INPUT Start Marker
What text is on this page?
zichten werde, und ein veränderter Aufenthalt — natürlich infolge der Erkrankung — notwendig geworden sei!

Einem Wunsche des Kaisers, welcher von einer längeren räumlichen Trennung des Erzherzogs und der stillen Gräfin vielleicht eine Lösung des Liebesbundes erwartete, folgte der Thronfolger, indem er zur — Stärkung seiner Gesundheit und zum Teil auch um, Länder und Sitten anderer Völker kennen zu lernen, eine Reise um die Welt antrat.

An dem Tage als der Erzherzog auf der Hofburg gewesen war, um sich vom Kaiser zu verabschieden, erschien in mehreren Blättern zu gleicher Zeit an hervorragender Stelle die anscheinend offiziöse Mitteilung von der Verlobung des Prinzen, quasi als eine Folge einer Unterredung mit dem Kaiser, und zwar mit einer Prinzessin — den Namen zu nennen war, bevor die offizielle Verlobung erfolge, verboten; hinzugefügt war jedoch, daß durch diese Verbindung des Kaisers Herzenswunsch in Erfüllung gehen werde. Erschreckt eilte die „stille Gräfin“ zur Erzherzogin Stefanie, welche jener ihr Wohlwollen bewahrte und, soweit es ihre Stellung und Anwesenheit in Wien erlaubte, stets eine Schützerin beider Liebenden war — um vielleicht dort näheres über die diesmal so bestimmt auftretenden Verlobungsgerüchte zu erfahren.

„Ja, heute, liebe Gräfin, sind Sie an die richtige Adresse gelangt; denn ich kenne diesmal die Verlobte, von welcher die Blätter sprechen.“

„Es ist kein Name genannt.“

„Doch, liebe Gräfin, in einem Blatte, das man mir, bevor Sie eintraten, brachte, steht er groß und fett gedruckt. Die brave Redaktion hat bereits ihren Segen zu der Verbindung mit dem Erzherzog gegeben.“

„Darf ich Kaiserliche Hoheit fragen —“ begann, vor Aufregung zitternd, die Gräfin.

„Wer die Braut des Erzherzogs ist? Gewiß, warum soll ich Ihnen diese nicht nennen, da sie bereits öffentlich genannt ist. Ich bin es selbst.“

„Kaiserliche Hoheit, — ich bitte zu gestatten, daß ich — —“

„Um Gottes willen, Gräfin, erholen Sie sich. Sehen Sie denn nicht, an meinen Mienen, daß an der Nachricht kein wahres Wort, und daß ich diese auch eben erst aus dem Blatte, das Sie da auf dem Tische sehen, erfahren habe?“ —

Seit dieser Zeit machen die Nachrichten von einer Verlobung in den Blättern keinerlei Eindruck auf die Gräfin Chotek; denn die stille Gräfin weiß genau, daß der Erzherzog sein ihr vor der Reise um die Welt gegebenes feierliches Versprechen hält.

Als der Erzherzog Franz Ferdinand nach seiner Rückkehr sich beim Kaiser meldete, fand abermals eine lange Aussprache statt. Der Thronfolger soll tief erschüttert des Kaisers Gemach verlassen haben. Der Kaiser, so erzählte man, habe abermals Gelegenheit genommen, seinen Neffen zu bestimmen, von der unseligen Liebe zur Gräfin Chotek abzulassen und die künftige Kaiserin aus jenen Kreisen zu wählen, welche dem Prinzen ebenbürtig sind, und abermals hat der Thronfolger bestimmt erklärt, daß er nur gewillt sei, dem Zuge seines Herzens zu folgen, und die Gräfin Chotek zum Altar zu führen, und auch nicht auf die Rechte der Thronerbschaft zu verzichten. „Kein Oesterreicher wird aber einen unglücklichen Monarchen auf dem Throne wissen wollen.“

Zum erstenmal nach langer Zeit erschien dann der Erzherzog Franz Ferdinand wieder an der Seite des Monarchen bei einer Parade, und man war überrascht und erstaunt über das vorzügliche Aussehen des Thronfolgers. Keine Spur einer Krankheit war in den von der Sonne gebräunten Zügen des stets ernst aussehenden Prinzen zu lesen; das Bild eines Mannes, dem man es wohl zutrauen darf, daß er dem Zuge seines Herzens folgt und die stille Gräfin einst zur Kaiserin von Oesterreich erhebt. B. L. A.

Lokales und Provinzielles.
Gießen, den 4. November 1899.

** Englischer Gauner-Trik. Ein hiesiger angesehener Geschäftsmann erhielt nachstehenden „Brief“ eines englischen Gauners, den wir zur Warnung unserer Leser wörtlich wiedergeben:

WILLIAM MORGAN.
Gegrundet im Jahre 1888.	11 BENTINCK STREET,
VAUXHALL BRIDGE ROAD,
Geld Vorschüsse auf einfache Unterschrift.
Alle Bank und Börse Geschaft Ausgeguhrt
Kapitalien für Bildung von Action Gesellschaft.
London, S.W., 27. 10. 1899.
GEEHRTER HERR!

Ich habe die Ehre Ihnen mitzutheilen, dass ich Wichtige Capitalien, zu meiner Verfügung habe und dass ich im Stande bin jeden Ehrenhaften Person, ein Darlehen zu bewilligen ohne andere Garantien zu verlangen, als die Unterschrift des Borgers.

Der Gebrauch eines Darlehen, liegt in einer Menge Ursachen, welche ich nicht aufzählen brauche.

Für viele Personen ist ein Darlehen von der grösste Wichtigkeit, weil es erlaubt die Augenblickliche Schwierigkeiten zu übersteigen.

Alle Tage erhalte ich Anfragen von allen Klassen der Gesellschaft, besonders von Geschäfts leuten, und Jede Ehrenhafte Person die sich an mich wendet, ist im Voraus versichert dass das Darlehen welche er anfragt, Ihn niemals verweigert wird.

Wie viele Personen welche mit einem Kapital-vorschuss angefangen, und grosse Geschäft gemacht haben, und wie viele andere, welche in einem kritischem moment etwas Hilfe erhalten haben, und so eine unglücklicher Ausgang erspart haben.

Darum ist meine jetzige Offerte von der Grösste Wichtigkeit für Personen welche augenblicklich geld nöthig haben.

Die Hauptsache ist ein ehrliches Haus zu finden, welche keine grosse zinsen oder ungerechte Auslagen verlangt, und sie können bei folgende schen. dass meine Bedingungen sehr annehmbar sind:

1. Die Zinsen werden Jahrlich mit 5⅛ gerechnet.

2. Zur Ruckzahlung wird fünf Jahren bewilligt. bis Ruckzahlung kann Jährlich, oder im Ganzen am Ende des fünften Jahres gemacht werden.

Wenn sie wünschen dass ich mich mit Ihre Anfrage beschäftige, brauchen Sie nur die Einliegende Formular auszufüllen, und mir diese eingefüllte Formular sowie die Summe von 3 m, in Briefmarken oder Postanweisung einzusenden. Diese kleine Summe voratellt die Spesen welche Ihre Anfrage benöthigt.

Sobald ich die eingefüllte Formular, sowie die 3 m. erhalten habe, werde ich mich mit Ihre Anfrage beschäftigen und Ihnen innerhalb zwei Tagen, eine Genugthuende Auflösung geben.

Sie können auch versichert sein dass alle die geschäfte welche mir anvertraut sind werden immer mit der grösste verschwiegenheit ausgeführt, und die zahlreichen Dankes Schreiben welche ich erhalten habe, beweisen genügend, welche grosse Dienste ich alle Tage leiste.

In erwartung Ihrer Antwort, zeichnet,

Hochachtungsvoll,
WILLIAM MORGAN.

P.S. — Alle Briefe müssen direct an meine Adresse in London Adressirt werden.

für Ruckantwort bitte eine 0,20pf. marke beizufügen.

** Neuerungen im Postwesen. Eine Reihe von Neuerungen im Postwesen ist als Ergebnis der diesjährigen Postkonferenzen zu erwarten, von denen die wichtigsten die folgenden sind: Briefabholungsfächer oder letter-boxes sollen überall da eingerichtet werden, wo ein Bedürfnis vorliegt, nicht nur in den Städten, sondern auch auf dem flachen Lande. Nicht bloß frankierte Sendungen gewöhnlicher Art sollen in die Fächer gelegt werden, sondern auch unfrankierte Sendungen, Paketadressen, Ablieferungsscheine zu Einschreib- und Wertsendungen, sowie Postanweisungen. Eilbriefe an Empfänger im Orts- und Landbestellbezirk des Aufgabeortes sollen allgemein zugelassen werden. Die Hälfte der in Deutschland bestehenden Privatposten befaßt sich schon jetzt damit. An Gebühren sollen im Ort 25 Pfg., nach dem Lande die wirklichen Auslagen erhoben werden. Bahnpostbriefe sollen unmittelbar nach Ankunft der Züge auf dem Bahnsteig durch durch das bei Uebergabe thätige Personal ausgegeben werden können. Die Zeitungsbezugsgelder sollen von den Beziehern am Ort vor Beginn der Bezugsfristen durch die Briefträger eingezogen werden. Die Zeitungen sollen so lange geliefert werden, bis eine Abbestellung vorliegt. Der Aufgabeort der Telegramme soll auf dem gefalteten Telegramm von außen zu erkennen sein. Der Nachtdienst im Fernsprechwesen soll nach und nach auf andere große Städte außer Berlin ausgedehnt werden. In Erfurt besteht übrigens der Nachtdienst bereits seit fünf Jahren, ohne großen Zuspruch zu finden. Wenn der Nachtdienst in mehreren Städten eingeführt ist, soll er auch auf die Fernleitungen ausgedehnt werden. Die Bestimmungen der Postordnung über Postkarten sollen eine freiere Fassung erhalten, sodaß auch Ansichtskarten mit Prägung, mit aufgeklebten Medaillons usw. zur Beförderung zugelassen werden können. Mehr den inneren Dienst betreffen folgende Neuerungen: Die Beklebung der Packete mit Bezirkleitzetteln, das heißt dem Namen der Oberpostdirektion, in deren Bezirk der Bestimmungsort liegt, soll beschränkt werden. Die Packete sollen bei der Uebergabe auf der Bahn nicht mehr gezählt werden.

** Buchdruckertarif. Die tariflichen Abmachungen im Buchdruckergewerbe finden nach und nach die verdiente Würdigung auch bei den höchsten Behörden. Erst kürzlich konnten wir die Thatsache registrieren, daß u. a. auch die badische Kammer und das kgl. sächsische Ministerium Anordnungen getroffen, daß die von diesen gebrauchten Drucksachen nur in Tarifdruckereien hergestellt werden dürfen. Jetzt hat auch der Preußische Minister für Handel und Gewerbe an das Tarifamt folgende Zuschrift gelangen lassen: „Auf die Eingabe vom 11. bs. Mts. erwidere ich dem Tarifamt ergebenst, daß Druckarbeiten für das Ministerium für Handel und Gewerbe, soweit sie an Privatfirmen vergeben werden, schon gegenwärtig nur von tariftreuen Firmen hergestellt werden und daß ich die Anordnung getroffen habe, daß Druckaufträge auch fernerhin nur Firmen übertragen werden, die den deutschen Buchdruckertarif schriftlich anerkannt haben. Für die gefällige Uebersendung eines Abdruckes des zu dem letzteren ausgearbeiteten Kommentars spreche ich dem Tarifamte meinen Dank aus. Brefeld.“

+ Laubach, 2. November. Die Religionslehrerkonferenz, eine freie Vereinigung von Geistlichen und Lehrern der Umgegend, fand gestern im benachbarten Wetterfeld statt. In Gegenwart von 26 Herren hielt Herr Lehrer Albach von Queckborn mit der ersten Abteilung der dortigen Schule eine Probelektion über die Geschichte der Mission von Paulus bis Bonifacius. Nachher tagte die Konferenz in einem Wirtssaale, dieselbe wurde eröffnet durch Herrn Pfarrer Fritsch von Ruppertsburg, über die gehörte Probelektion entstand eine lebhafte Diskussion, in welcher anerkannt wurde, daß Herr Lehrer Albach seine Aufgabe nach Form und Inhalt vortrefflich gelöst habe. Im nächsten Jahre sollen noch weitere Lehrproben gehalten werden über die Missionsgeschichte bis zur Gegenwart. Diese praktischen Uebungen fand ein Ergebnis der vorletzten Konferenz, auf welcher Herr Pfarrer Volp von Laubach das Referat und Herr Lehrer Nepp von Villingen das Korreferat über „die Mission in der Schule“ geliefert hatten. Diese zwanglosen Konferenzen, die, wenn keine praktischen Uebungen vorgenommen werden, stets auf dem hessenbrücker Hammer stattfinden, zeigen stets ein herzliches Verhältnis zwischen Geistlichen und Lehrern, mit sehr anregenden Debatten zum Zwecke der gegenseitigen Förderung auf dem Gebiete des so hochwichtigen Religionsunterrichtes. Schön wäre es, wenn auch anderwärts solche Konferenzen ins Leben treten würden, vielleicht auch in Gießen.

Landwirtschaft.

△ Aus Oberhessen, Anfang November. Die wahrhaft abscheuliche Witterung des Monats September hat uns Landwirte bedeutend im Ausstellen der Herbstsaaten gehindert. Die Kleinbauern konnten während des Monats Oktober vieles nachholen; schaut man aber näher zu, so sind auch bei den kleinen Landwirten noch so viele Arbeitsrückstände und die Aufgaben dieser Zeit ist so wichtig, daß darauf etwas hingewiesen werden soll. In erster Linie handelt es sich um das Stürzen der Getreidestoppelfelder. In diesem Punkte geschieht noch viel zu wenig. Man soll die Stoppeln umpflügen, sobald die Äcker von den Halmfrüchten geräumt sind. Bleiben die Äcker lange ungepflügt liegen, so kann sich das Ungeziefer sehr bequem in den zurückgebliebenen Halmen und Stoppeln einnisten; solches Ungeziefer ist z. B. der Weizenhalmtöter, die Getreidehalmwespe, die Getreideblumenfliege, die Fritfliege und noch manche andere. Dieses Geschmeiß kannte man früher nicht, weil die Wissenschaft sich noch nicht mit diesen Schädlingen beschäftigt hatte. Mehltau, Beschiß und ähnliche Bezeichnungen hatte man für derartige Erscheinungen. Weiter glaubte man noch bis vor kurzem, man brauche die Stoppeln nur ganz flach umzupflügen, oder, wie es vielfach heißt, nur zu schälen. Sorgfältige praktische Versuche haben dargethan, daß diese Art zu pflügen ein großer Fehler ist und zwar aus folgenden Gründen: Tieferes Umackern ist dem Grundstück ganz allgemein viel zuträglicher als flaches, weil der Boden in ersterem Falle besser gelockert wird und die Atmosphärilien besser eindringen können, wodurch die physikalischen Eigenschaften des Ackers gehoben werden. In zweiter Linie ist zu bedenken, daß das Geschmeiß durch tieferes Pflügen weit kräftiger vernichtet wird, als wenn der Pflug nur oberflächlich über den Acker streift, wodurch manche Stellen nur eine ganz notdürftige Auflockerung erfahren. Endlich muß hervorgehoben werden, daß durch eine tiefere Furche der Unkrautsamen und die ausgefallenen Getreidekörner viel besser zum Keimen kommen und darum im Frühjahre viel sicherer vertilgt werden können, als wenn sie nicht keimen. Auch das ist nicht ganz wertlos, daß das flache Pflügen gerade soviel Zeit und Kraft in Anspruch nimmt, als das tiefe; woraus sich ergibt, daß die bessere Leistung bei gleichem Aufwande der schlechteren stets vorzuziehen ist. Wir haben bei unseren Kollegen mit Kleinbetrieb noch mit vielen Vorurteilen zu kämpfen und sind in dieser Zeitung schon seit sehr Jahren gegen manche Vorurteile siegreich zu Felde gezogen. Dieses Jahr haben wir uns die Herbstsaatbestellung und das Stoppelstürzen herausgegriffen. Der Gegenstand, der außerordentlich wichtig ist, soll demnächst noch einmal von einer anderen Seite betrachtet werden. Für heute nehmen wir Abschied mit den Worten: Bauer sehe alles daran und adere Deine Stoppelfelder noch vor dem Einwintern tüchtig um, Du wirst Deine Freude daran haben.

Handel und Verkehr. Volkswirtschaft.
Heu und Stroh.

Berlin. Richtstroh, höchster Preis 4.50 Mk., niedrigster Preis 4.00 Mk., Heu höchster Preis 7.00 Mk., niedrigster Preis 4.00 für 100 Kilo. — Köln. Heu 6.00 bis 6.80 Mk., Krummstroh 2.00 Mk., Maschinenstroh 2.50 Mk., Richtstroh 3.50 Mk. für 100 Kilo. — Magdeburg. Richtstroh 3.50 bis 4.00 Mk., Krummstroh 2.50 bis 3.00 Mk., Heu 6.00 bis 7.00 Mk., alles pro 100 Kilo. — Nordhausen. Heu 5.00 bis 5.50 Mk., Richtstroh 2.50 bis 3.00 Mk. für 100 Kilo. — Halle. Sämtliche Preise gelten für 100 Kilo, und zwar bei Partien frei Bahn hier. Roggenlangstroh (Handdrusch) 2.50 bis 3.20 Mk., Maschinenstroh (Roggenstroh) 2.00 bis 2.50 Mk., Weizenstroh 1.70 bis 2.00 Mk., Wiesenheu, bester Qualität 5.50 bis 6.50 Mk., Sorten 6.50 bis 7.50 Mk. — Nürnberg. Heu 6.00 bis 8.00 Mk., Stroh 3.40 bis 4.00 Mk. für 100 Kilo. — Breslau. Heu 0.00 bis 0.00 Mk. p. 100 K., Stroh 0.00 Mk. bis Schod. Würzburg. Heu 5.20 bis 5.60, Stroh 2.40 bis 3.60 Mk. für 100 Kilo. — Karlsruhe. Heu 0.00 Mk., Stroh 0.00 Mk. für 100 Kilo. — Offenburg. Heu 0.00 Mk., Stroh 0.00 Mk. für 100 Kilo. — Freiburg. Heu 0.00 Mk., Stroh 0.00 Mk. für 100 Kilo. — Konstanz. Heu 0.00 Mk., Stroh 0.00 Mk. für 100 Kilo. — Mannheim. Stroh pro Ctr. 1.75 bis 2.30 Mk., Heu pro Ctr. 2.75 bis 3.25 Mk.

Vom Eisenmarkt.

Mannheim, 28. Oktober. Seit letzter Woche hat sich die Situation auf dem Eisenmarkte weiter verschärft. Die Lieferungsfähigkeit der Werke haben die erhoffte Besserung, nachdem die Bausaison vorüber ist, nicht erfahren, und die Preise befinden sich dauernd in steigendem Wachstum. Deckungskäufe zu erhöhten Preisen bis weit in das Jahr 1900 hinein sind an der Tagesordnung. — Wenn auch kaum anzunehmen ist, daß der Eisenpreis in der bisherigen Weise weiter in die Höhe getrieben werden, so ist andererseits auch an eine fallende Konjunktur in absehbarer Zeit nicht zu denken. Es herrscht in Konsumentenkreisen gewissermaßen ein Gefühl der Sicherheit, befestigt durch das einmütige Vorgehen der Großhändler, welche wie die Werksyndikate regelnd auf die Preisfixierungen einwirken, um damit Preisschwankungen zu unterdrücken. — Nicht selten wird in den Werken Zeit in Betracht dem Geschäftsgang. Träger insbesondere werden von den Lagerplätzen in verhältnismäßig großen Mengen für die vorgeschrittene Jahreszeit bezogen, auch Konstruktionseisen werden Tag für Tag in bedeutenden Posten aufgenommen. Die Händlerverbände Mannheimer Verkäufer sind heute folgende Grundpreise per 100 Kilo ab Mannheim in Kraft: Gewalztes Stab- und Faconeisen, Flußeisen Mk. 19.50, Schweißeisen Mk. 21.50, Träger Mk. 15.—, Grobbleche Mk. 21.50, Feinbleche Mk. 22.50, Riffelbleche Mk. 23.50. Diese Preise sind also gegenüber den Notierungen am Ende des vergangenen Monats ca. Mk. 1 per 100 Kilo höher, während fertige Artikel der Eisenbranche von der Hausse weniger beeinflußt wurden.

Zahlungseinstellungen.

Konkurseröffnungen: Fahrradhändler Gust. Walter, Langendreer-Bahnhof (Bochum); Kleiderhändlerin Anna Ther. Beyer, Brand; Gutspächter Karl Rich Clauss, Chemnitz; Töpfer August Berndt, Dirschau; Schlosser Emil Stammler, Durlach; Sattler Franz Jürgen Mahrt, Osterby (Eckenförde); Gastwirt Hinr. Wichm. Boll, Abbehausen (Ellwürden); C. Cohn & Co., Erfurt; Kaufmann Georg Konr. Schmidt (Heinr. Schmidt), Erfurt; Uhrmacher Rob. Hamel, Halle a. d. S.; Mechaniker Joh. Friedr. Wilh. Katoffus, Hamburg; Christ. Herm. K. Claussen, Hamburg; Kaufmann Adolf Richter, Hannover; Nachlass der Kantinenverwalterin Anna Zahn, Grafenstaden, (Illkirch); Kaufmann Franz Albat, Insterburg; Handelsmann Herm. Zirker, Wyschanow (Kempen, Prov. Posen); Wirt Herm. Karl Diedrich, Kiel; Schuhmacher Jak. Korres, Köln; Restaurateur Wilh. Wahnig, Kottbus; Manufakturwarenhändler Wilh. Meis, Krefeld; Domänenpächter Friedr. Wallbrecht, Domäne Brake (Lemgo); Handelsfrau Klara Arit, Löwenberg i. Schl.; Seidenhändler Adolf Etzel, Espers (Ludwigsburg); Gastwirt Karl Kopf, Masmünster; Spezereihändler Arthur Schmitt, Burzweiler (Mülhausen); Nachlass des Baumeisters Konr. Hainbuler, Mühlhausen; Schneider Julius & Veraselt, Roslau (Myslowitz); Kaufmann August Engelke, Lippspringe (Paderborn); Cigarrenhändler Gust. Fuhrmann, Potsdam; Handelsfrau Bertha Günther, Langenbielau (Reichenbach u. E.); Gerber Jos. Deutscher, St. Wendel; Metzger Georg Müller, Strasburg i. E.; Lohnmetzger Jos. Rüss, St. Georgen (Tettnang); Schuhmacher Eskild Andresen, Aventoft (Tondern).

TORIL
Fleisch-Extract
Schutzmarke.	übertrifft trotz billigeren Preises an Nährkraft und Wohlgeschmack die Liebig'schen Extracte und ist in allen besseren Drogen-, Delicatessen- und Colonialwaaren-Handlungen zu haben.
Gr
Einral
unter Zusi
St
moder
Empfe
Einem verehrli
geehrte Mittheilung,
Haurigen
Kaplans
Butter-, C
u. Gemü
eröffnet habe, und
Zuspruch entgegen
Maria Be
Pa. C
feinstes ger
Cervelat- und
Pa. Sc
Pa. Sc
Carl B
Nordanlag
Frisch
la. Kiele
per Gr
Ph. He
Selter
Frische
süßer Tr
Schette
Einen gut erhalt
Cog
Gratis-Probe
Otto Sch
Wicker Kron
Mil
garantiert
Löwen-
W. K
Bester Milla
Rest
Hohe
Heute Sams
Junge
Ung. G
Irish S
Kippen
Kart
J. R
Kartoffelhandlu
INPUT End Marker
#### PROBLEM TO SOLVE:
For the string "mich", show each line of the entries above where it occurs.

#### EXERCISE OUTPUT:
Alle Tage erhalte ich Anfragen von allen Klassen der Gesellschaft, besonders von Geschäfts leuten, und Jede Ehrenhafte Person die sich an mich wendet, ist im Voraus versichert dass das Darlehen welche er anfragt, Ihn niemals verweigert wird.
Wenn sie wünschen dass ich mich mit Ihre Anfrage beschäftige, brauchen Sie nur die Einliegende Formular auszufüllen, und mir diese eingefüllte Formular sowie die Summe von 3 m, in Briefmarken oder Postanweisung einzusenden. Diese kleine Summe voratellt die Spesen welche Ihre Anfrage benöthigt.
Sobald ich die eingefüllte Formular, sowie die 3 m. erhalten habe, werde ich mich mit Ihre Anfrage beschäftigen und Ihnen innerhalb zwei Tagen, eine Genugthuende Auflösung geben.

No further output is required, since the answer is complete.